TO DO: Skip the images and return the records below exactly.
◆ ◆ ◆ ◆ ◆ ◆ ◆
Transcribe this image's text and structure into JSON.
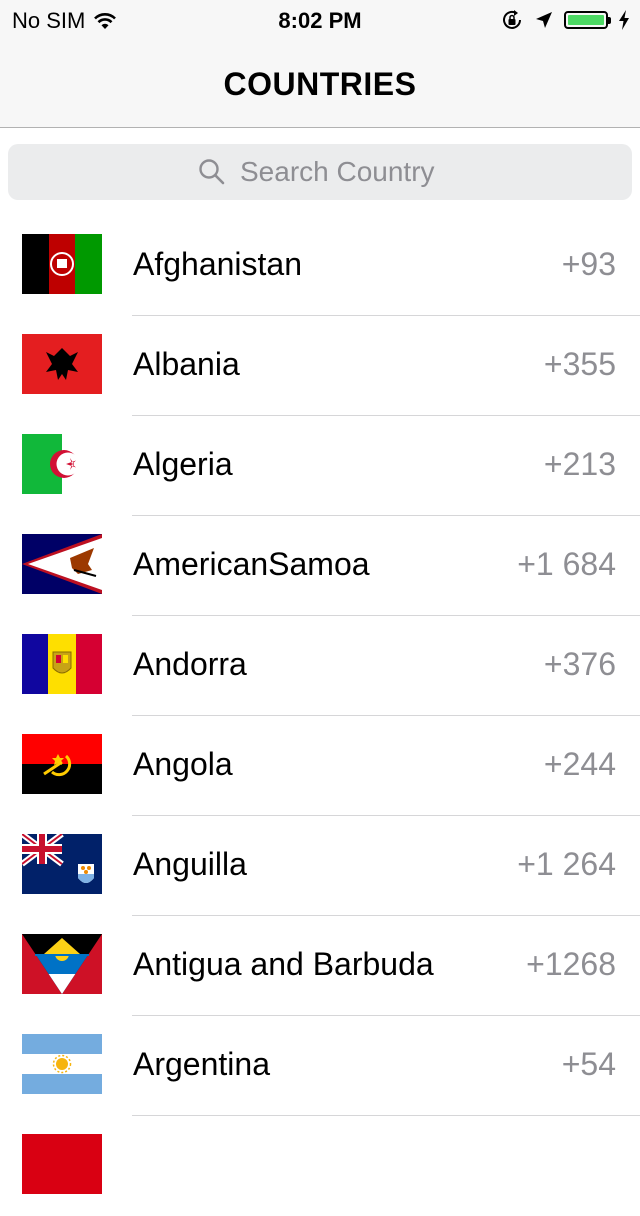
{
  "status_bar": {
    "carrier": "No SIM",
    "time": "8:02 PM",
    "battery_color": "#4cd964"
  },
  "nav": {
    "title": "COUNTRIES"
  },
  "search": {
    "placeholder": "Search Country",
    "value": ""
  },
  "countries": [
    {
      "name": "Afghanistan",
      "code": "+93",
      "flag": "afghanistan-flag-icon"
    },
    {
      "name": "Albania",
      "code": "+355",
      "flag": "albania-flag-icon"
    },
    {
      "name": "Algeria",
      "code": "+213",
      "flag": "algeria-flag-icon"
    },
    {
      "name": "AmericanSamoa",
      "code": "+1 684",
      "flag": "american-samoa-flag-icon"
    },
    {
      "name": "Andorra",
      "code": "+376",
      "flag": "andorra-flag-icon"
    },
    {
      "name": "Angola",
      "code": "+244",
      "flag": "angola-flag-icon"
    },
    {
      "name": "Anguilla",
      "code": "+1 264",
      "flag": "anguilla-flag-icon"
    },
    {
      "name": "Antigua and Barbuda",
      "code": "+1268",
      "flag": "antigua-barbuda-flag-icon"
    },
    {
      "name": "Argentina",
      "code": "+54",
      "flag": "argentina-flag-icon"
    }
  ]
}
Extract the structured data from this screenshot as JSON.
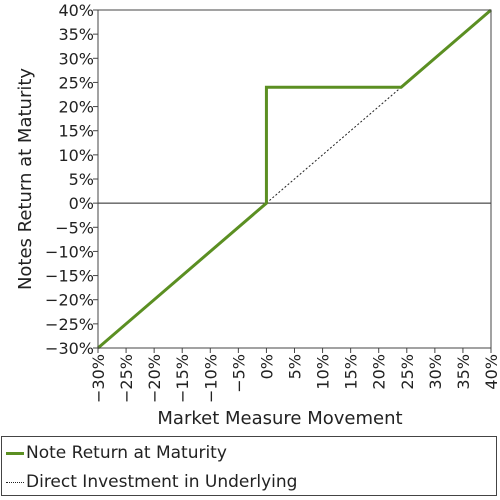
{
  "chart_data": {
    "type": "line",
    "title": "",
    "xlabel": "Market Measure Movement",
    "ylabel": "Notes Return at Maturity",
    "xlim": [
      -30,
      40
    ],
    "ylim": [
      -30,
      40
    ],
    "x_ticks": [
      "−30%",
      "−25%",
      "−20%",
      "−15%",
      "−10%",
      "−5%",
      "0%",
      "5%",
      "10%",
      "15%",
      "20%",
      "25%",
      "30%",
      "35%",
      "40%"
    ],
    "y_ticks": [
      "−30%",
      "−25%",
      "−20%",
      "−15%",
      "−10%",
      "−5%",
      "0%",
      "5%",
      "10%",
      "15%",
      "20%",
      "25%",
      "30%",
      "35%",
      "40%"
    ],
    "tick_values": [
      -30,
      -25,
      -20,
      -15,
      -10,
      -5,
      0,
      5,
      10,
      15,
      20,
      25,
      30,
      35,
      40
    ],
    "series": [
      {
        "name": "Note Return at Maturity",
        "style": "solid",
        "color": "#5b8f22",
        "points": [
          [
            -30,
            -30
          ],
          [
            0,
            0
          ],
          [
            0,
            24
          ],
          [
            24,
            24
          ],
          [
            40,
            40
          ]
        ]
      },
      {
        "name": "Direct Investment in Underlying",
        "style": "dotted",
        "color": "#222222",
        "points": [
          [
            0,
            0
          ],
          [
            24,
            24
          ]
        ]
      }
    ],
    "legend_position": "bottom"
  }
}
◆ ◆ ◆ ◆ ◆ ◆ ◆
COMPLETED TASK:
Transcribe this image's text and structure into JSON.
{
  "status_bar": {
    "carrier": "No SIM",
    "time": "8:02 PM",
    "battery_color": "#4cd964"
  },
  "nav": {
    "title": "COUNTRIES"
  },
  "search": {
    "placeholder": "Search Country",
    "value": ""
  },
  "countries": [
    {
      "name": "Afghanistan",
      "code": "+93",
      "flag": "afghanistan-flag-icon"
    },
    {
      "name": "Albania",
      "code": "+355",
      "flag": "albania-flag-icon"
    },
    {
      "name": "Algeria",
      "code": "+213",
      "flag": "algeria-flag-icon"
    },
    {
      "name": "AmericanSamoa",
      "code": "+1 684",
      "flag": "american-samoa-flag-icon"
    },
    {
      "name": "Andorra",
      "code": "+376",
      "flag": "andorra-flag-icon"
    },
    {
      "name": "Angola",
      "code": "+244",
      "flag": "angola-flag-icon"
    },
    {
      "name": "Anguilla",
      "code": "+1 264",
      "flag": "anguilla-flag-icon"
    },
    {
      "name": "Antigua and Barbuda",
      "code": "+1268",
      "flag": "antigua-barbuda-flag-icon"
    },
    {
      "name": "Argentina",
      "code": "+54",
      "flag": "argentina-flag-icon"
    }
  ]
}
Extract the structured data from this screenshot as JSON.
{
  "chart_data": {
    "type": "line",
    "title": "",
    "xlabel": "Market Measure Movement",
    "ylabel": "Notes Return at Maturity",
    "xlim": [
      -30,
      40
    ],
    "ylim": [
      -30,
      40
    ],
    "x_ticks": [
      "−30%",
      "−25%",
      "−20%",
      "−15%",
      "−10%",
      "−5%",
      "0%",
      "5%",
      "10%",
      "15%",
      "20%",
      "25%",
      "30%",
      "35%",
      "40%"
    ],
    "y_ticks": [
      "−30%",
      "−25%",
      "−20%",
      "−15%",
      "−10%",
      "−5%",
      "0%",
      "5%",
      "10%",
      "15%",
      "20%",
      "25%",
      "30%",
      "35%",
      "40%"
    ],
    "tick_values": [
      -30,
      -25,
      -20,
      -15,
      -10,
      -5,
      0,
      5,
      10,
      15,
      20,
      25,
      30,
      35,
      40
    ],
    "series": [
      {
        "name": "Note Return at Maturity",
        "style": "solid",
        "color": "#5b8f22",
        "points": [
          [
            -30,
            -30
          ],
          [
            0,
            0
          ],
          [
            0,
            24
          ],
          [
            24,
            24
          ],
          [
            40,
            40
          ]
        ]
      },
      {
        "name": "Direct Investment in Underlying",
        "style": "dotted",
        "color": "#222222",
        "points": [
          [
            0,
            0
          ],
          [
            24,
            24
          ]
        ]
      }
    ],
    "legend_position": "bottom"
  }
}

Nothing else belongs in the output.